- _SET EXERCISE_
The records that follow need to be output exactly as they are.

++++++++

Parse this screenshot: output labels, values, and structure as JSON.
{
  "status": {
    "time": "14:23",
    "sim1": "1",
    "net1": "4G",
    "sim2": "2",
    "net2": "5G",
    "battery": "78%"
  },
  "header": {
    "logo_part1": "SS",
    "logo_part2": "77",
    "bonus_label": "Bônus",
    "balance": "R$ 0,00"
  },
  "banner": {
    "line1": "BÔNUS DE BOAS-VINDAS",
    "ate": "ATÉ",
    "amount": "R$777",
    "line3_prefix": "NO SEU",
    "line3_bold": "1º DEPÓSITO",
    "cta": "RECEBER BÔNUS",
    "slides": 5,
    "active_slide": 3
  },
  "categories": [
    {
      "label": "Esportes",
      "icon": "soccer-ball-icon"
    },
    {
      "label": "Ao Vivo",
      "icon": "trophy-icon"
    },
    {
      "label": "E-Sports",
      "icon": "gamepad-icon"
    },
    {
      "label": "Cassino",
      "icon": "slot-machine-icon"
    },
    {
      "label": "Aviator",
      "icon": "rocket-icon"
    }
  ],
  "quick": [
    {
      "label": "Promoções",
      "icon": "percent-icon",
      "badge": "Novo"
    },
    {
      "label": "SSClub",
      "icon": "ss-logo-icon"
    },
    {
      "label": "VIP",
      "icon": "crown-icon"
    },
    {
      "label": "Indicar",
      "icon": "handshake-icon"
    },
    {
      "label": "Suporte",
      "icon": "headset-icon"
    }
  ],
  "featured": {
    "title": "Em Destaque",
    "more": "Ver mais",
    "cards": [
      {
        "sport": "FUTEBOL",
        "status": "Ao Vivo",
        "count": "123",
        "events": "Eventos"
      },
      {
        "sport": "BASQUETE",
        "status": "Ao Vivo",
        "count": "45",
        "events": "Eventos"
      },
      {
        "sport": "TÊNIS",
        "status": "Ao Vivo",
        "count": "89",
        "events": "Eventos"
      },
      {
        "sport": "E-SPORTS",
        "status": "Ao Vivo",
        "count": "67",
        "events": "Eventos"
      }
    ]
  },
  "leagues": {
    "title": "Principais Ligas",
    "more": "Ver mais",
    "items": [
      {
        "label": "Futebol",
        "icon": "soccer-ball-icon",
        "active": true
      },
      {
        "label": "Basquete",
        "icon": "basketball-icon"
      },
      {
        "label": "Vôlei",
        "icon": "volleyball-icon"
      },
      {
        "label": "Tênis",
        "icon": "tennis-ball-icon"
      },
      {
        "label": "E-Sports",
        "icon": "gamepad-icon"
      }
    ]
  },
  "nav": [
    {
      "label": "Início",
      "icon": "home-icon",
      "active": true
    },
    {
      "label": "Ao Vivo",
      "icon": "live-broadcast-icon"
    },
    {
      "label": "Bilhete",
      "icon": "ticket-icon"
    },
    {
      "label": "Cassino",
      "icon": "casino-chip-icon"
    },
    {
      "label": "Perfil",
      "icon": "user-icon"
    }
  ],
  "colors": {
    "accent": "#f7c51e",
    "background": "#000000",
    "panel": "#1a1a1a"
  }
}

++++++++

- _EXPECTED ANSWER_
Parse this screenshot: output labels, values, and structure as JSON.
{
  "status": {
    "time": "14:23",
    "sim1": "1",
    "net1": "4G",
    "sim2": "2",
    "net2": "5G",
    "battery": "78%"
  },
  "header": {
    "logo_part1": "SS",
    "logo_part2": "77",
    "bonus_label": "Bônus",
    "balance": "R$ 0,00"
  },
  "banner": {
    "line1": "BÔNUS DE BOAS-VINDAS",
    "ate": "ATÉ",
    "amount": "R$777",
    "line3_prefix": "NO SEU",
    "line3_bold": "1º DEPÓSITO",
    "cta": "RECEBER BÔNUS",
    "slides": 5,
    "active_slide": 3
  },
  "categories": [
    {
      "label": "Esportes",
      "icon": "soccer-ball-icon"
    },
    {
      "label": "Ao Vivo",
      "icon": "trophy-icon"
    },
    {
      "label": "E-Sports",
      "icon": "gamepad-icon"
    },
    {
      "label": "Cassino",
      "icon": "slot-machine-icon"
    },
    {
      "label": "Aviator",
      "icon": "rocket-icon"
    }
  ],
  "quick": [
    {
      "label": "Promoções",
      "icon": "percent-icon",
      "badge": "Novo"
    },
    {
      "label": "SSClub",
      "icon": "ss-logo-icon"
    },
    {
      "label": "VIP",
      "icon": "crown-icon"
    },
    {
      "label": "Indicar",
      "icon": "handshake-icon"
    },
    {
      "label": "Suporte",
      "icon": "headset-icon"
    }
  ],
  "featured": {
    "title": "Em Destaque",
    "more": "Ver mais",
    "cards": [
      {
        "sport": "FUTEBOL",
        "status": "Ao Vivo",
        "count": "123",
        "events": "Eventos"
      },
      {
        "sport": "BASQUETE",
        "status": "Ao Vivo",
        "count": "45",
        "events": "Eventos"
      },
      {
        "sport": "TÊNIS",
        "status": "Ao Vivo",
        "count": "89",
        "events": "Eventos"
      },
      {
        "sport": "E-SPORTS",
        "status": "Ao Vivo",
        "count": "67",
        "events": "Eventos"
      }
    ]
  },
  "leagues": {
    "title": "Principais Ligas",
    "more": "Ver mais",
    "items": [
      {
        "label": "Futebol",
        "icon": "soccer-ball-icon",
        "active": true
      },
      {
        "label": "Basquete",
        "icon": "basketball-icon"
      },
      {
        "label": "Vôlei",
        "icon": "volleyball-icon"
      },
      {
        "label": "Tênis",
        "icon": "tennis-ball-icon"
      },
      {
        "label": "E-Sports",
        "icon": "gamepad-icon"
      }
    ]
  },
  "nav": [
    {
      "label": "Início",
      "icon": "home-icon",
      "active": true
    },
    {
      "label": "Ao Vivo",
      "icon": "live-broadcast-icon"
    },
    {
      "label": "Bilhete",
      "icon": "ticket-icon"
    },
    {
      "label": "Cassino",
      "icon": "casino-chip-icon"
    },
    {
      "label": "Perfil",
      "icon": "user-icon"
    }
  ],
  "colors": {
    "accent": "#f7c51e",
    "background": "#000000",
    "panel": "#1a1a1a"
  }
}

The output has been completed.